◆ **WHAT YOU WILL DO**
Report how many lines contain "Savings", with no other words.
--- --- ---
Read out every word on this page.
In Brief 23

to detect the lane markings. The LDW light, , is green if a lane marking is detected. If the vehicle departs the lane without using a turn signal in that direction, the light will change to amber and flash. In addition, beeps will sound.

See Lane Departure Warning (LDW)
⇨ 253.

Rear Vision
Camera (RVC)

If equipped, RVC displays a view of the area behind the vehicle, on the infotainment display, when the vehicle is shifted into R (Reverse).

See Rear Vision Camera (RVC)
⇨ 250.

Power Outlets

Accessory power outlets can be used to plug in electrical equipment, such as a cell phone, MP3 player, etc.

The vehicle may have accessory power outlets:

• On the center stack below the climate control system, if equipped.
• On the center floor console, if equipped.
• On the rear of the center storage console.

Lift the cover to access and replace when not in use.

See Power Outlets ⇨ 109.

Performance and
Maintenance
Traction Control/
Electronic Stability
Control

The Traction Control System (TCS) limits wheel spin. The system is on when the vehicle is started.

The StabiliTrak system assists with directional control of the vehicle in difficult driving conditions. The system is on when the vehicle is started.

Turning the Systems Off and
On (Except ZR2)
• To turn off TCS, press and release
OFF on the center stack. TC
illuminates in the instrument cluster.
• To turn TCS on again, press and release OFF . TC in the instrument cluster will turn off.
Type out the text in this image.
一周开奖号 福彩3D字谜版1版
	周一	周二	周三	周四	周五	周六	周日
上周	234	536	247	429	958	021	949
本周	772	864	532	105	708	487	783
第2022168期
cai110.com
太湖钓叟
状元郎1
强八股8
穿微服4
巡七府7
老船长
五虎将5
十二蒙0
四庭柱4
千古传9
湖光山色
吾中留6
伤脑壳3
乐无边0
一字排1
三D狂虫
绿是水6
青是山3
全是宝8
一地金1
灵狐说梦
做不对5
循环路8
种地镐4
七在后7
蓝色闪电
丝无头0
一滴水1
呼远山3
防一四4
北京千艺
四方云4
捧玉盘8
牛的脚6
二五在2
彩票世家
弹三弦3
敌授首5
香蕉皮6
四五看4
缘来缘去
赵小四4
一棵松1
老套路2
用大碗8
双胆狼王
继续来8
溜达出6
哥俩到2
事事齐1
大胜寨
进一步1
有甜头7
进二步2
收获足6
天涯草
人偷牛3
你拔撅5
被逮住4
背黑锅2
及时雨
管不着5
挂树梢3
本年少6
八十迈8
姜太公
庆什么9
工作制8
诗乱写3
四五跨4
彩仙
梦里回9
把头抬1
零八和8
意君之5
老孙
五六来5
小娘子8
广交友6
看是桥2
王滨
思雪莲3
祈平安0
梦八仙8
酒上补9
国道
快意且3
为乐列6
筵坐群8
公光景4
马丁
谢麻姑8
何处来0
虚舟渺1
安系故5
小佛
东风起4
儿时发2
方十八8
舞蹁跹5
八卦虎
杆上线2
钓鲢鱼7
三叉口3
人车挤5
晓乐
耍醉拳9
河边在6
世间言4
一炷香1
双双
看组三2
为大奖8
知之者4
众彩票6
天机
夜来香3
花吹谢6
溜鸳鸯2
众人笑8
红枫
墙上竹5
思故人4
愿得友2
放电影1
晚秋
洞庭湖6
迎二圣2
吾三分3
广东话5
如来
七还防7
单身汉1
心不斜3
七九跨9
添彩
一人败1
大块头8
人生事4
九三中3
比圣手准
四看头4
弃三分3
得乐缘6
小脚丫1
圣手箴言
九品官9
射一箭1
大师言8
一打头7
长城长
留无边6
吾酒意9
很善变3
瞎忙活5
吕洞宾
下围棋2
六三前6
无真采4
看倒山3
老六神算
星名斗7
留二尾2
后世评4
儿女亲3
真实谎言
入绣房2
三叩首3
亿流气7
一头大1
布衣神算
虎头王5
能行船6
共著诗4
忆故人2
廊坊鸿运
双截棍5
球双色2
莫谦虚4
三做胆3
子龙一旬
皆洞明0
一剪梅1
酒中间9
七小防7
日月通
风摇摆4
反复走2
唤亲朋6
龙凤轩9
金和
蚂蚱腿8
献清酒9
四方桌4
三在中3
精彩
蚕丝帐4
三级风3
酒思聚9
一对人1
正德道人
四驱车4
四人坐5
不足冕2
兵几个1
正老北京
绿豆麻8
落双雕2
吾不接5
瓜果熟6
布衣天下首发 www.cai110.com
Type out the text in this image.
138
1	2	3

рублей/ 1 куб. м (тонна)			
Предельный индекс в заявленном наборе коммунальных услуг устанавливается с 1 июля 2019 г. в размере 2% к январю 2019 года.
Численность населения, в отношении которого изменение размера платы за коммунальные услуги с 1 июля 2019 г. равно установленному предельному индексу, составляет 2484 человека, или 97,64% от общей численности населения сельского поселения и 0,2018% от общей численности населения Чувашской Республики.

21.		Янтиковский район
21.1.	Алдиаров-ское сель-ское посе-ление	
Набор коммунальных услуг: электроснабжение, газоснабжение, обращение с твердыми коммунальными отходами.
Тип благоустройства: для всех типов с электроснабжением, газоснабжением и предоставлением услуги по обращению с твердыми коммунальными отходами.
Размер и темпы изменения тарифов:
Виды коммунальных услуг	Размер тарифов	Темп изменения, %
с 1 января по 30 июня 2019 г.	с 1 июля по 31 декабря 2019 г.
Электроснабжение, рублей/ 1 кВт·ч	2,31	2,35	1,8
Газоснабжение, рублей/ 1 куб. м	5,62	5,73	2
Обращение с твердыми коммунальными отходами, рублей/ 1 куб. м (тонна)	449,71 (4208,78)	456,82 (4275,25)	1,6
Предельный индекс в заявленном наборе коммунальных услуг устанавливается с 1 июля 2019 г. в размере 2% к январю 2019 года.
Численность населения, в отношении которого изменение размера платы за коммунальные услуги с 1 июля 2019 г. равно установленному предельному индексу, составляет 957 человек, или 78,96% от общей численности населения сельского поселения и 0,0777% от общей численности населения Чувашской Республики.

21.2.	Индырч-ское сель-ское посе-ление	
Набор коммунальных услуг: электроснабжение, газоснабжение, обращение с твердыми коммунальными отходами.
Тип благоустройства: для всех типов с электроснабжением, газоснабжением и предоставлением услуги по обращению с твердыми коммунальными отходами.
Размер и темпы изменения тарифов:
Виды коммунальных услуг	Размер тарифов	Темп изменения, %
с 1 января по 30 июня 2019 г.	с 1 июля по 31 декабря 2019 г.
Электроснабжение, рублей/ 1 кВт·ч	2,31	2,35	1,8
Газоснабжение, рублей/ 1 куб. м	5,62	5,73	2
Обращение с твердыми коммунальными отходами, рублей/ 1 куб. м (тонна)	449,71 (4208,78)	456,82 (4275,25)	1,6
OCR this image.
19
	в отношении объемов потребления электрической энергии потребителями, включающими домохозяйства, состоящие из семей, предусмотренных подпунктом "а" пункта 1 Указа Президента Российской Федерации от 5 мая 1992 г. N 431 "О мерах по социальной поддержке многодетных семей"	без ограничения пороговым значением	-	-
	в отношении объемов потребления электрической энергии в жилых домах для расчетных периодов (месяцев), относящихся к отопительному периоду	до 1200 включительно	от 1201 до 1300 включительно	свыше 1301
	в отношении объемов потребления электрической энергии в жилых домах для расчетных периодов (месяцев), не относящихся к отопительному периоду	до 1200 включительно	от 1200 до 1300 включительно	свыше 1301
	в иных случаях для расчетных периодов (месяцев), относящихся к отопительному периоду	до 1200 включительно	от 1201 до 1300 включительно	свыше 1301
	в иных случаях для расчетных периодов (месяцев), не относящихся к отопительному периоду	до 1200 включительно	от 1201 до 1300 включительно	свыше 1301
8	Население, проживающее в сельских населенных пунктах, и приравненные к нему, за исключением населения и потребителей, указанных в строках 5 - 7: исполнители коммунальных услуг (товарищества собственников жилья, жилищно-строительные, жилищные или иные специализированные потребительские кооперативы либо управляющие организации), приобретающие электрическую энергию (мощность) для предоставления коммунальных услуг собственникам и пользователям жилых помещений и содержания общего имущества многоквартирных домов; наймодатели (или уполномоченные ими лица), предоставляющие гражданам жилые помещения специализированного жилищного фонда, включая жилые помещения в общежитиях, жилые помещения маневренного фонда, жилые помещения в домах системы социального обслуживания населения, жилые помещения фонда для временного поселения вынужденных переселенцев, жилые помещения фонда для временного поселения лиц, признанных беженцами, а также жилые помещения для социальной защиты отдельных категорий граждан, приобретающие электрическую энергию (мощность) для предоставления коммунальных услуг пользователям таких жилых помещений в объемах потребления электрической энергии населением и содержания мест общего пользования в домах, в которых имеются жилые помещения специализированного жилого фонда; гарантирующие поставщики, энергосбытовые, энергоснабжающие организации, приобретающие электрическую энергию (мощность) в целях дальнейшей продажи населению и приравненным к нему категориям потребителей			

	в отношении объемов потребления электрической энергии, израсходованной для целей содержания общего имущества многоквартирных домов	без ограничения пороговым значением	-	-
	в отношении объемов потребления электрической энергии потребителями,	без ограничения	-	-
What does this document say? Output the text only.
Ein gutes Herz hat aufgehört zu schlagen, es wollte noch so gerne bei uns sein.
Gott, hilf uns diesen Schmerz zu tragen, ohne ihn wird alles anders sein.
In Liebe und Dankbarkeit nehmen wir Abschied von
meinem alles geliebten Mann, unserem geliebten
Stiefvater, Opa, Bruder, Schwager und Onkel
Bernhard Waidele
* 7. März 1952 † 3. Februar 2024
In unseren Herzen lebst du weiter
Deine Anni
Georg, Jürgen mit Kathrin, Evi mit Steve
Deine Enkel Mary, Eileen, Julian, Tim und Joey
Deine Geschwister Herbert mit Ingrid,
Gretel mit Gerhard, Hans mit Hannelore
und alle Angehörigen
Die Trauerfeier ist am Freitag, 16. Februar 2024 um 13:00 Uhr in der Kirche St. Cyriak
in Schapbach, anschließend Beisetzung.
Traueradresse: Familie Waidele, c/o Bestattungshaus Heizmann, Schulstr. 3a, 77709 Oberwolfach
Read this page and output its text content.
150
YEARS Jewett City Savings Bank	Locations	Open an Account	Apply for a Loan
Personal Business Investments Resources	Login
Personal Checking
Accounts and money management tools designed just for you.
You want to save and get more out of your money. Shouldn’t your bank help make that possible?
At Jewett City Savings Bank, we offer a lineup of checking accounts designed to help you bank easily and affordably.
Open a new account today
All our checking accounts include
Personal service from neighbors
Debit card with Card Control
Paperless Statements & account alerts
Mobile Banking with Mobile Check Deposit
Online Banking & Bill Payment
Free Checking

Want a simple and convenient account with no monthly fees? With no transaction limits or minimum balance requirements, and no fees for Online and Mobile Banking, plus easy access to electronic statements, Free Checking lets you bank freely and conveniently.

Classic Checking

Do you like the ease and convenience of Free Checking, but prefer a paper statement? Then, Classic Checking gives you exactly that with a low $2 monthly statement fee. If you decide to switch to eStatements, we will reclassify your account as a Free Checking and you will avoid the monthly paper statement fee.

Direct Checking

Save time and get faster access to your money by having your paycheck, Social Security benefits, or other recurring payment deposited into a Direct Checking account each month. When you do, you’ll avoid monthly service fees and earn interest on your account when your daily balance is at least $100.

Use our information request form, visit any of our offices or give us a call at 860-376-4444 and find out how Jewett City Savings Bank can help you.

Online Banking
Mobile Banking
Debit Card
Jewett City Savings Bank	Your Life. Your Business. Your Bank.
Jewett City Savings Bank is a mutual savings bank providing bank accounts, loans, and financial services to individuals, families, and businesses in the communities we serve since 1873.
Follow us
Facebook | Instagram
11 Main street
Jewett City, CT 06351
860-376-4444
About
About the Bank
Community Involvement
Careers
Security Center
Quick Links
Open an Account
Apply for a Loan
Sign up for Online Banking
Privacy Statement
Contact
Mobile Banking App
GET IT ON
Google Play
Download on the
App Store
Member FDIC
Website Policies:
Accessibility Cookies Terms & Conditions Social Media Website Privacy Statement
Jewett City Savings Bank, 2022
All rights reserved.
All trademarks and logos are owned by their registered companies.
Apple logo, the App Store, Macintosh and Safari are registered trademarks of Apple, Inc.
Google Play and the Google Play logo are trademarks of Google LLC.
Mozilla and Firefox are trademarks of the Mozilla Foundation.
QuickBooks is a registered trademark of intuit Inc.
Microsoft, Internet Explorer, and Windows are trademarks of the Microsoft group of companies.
--- --- ---
◆ **REPLY TO THE TASK**
6